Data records
** Begin **
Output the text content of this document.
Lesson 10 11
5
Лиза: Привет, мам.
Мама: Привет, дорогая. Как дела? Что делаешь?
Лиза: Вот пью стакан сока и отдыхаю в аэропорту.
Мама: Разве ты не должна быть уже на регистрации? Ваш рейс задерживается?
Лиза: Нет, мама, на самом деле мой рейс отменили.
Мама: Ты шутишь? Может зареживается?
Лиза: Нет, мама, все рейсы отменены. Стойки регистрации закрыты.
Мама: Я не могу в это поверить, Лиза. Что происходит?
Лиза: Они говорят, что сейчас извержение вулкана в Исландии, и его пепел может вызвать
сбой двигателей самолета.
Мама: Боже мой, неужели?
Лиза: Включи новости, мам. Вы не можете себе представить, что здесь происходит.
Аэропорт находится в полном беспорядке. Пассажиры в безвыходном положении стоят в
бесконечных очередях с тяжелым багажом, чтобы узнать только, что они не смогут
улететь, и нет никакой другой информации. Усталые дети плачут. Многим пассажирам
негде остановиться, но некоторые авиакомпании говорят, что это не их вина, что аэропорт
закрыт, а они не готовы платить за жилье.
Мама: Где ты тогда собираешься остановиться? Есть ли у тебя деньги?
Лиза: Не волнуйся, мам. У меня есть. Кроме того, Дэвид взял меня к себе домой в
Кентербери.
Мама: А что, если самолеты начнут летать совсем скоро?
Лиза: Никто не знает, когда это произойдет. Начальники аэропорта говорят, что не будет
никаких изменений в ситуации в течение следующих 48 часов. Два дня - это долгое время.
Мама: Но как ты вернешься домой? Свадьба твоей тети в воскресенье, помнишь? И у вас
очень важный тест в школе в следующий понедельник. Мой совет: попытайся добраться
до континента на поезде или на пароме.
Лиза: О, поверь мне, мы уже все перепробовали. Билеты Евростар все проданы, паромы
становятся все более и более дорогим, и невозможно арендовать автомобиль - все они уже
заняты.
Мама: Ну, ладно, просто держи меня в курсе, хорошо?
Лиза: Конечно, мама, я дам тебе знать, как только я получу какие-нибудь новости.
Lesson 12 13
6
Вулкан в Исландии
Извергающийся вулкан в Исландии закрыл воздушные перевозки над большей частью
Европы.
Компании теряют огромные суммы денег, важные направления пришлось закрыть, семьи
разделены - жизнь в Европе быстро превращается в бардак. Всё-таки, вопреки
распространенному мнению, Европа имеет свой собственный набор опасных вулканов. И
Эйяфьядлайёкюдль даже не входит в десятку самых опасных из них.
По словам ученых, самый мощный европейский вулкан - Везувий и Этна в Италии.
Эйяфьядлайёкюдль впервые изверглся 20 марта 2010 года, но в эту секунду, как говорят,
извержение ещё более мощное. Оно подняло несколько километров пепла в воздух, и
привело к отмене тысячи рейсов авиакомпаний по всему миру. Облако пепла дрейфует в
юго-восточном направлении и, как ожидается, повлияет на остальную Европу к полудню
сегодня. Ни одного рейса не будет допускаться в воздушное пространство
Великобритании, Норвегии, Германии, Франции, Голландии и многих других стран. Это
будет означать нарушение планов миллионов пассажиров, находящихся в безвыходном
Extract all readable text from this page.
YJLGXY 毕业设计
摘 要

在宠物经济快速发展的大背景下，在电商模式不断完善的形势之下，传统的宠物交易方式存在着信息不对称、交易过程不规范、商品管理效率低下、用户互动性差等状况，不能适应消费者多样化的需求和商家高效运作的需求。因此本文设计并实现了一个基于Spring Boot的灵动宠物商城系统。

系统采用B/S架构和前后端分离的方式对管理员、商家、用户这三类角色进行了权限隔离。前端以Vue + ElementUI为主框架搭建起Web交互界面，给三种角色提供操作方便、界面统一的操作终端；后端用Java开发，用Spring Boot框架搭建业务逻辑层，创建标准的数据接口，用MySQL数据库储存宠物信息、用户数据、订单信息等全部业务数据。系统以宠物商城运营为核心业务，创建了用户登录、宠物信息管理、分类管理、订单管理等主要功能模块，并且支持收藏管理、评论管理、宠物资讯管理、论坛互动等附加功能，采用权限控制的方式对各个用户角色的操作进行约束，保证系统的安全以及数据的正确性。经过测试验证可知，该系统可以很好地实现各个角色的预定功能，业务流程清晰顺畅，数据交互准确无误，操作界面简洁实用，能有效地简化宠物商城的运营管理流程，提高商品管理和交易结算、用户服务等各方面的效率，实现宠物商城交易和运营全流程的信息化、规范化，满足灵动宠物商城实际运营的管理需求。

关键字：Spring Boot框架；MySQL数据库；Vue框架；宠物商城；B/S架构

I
** End **
Look for lines containing the string "text" and copy them all.

Output the text content of this document.
Extract all readable text from this page.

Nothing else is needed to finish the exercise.